§ **Written task 1**
Please copy the records verbatim, everything from their first line down to the line containing "595, 555, 611]", both ends included.

>> start Given passage

Summary: Standard byte-by-byte ECB oracle decryption.

Challenge Prompt

totallyfoolproofcrypto
Cryptography

Solves (7) - 884 Points

In hindsight, rolling my own crypto was a rather stupendous stroke of stupidity. I'll be switching to a well-known, verified library to fix this.

from Crypto.Util.Padding import pad,unpad
from Crypto.Cipher import AES
import os

with open("flag", 'rb') as f: flag = f.read().strip()
key = os.urandom(16)

while 1:
    pt = input('> ').encode()
    padded = pad(pt+flag, AES.block_size)
    cipher = AES.new(key, AES.MODE_ECB)
    print(cipher.encrypt(padded).hex())
nc challs.sieberrsec.tech 31311

A first blood prize of one (1) month of Discord Nitro is available for this challenge.

Some amount of "bruteforce" will be necessary -- and hence legal -- for this challenge.

Solution

This challenge is a pretty standard byte-by-byte ECB oracle challenge. For an illustrated writeup, please see this excellent article by c0nrad.

First, let’s identify the maximum possible number of blocks comprising the flag. We can do this by sending an empty prefix and getting a sample encrypted output.

nc challs.sieberrsec.tech 31311
>
d4037cd10db2222f01cf737f8f08353c7879f5d8932dfea5916d8ea68e943681b5eed8d24350b43ae5c1be9f26e58b90
>

Some quick math tells us that the likely number of blocks is 3.

In [243]: len('d4037cd10db2222f01cf737f8f08353c7879f5d8932dfea5916d8ea68e943681b5eed8d24350b43ae5c1be9f26e58b90')/2/16
Out[243]: 3.0

We can start off with an initial trial of A characters of length 3 * 16 and iterating through possible candidates (restricted to just a subset of printable bytes) to obtain the flag byte-by-byte with the following script:

#!/usr/bin/env python

import string
from pwn import *

# context.log_level = 'debug'

max_blocks = 3
block_size = 16

def main():
    p = remote('challs.sieberrsec.tech', 31311)

    max_size_secret = max_blocks * block_size
    secret = b''

    for size in range((max_size_secret - 1), -1, -1):
        # Original
        origin = b"A" * size
        p.recvuntil(b'> ')
        p.sendline(origin)
        original_blocks = p.recvline().strip()

        tmp = b"A" * size + secret
        for character in string.printable[:95]:
            cur_line = tmp + character.encode()
            p.recvuntil(b'> ')
            p.sendline(cur_line)
            candidate_blocks = p.recvline().strip()

>> end Given passage

§ **Written task 2**
Pick up the ECB oracle writeup from where it stops.

>> start Information supplied

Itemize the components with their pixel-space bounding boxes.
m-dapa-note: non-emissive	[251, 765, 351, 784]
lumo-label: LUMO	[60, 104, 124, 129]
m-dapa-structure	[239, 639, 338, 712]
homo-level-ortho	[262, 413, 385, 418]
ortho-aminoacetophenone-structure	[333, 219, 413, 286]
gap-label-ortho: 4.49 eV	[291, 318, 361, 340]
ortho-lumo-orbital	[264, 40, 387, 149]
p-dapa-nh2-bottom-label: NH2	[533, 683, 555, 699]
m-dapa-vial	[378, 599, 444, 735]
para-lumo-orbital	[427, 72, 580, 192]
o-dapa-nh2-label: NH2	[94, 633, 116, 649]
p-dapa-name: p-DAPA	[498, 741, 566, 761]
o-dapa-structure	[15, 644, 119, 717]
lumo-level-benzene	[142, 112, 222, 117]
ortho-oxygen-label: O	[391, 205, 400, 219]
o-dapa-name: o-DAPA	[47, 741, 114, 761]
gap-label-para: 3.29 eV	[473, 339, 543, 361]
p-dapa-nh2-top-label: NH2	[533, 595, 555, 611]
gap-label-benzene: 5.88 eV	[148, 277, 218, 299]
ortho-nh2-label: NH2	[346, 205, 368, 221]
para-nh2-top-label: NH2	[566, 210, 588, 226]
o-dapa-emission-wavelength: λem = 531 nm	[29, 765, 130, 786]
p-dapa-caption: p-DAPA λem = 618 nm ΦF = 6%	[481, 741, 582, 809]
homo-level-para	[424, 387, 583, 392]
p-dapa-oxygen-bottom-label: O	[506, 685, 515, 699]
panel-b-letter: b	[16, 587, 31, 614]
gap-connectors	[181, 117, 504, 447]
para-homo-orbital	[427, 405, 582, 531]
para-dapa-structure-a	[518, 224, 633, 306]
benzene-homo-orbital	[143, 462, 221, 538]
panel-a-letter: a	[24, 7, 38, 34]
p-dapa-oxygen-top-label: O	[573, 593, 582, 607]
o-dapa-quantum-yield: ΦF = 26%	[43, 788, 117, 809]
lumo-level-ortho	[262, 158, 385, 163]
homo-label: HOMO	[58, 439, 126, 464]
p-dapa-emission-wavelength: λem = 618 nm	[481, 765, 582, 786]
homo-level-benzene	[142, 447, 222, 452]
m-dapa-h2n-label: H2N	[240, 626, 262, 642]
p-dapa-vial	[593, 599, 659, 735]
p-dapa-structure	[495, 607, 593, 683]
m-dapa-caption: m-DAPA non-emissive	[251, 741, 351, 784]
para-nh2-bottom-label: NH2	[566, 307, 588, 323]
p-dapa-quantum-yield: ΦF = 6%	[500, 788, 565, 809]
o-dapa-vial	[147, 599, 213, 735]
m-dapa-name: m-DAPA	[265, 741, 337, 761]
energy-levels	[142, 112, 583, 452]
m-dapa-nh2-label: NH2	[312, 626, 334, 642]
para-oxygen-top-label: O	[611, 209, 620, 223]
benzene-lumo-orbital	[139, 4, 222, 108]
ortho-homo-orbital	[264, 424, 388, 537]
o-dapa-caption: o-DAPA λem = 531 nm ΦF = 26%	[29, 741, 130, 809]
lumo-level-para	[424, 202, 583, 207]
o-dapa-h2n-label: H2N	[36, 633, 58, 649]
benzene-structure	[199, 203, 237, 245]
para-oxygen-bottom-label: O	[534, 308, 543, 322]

>> end Information supplied

§ **Written response 1**
Itemize the components with their pixel-space bounding boxes.
m-dapa-note: non-emissive	[251, 765, 351, 784]
lumo-label: LUMO	[60, 104, 124, 129]
m-dapa-structure	[239, 639, 338, 712]
homo-level-ortho	[262, 413, 385, 418]
ortho-aminoacetophenone-structure	[333, 219, 413, 286]
gap-label-ortho: 4.49 eV	[291, 318, 361, 340]
ortho-lumo-orbital	[264, 40, 387, 149]
p-dapa-nh2-bottom-label: NH2	[533, 683, 555, 699]
m-dapa-vial	[378, 599, 444, 735]
para-lumo-orbital	[427, 72, 580, 192]
o-dapa-nh2-label: NH2	[94, 633, 116, 649]
p-dapa-name: p-DAPA	[498, 741, 566, 761]
o-dapa-structure	[15, 644, 119, 717]
lumo-level-benzene	[142, 112, 222, 117]
ortho-oxygen-label: O	[391, 205, 400, 219]
o-dapa-name: o-DAPA	[47, 741, 114, 761]
gap-label-para: 3.29 eV	[473, 339, 543, 361]
p-dapa-nh2-top-label: NH2	[533, 595, 555, 611]

§ **Written response 2**
            if original_blocks[:max_size_secret * 2] == candidate_blocks[:max_size_secret * 2]:
                secret += character.encode()
                log.info('{}'.format(secret.decode()))
                break

        if len(secret) + size <= max_size_secret - 1:
            log.success('Flag: {}'.format(secret.decode()))
            return


if __name__ == '__main__':
    main()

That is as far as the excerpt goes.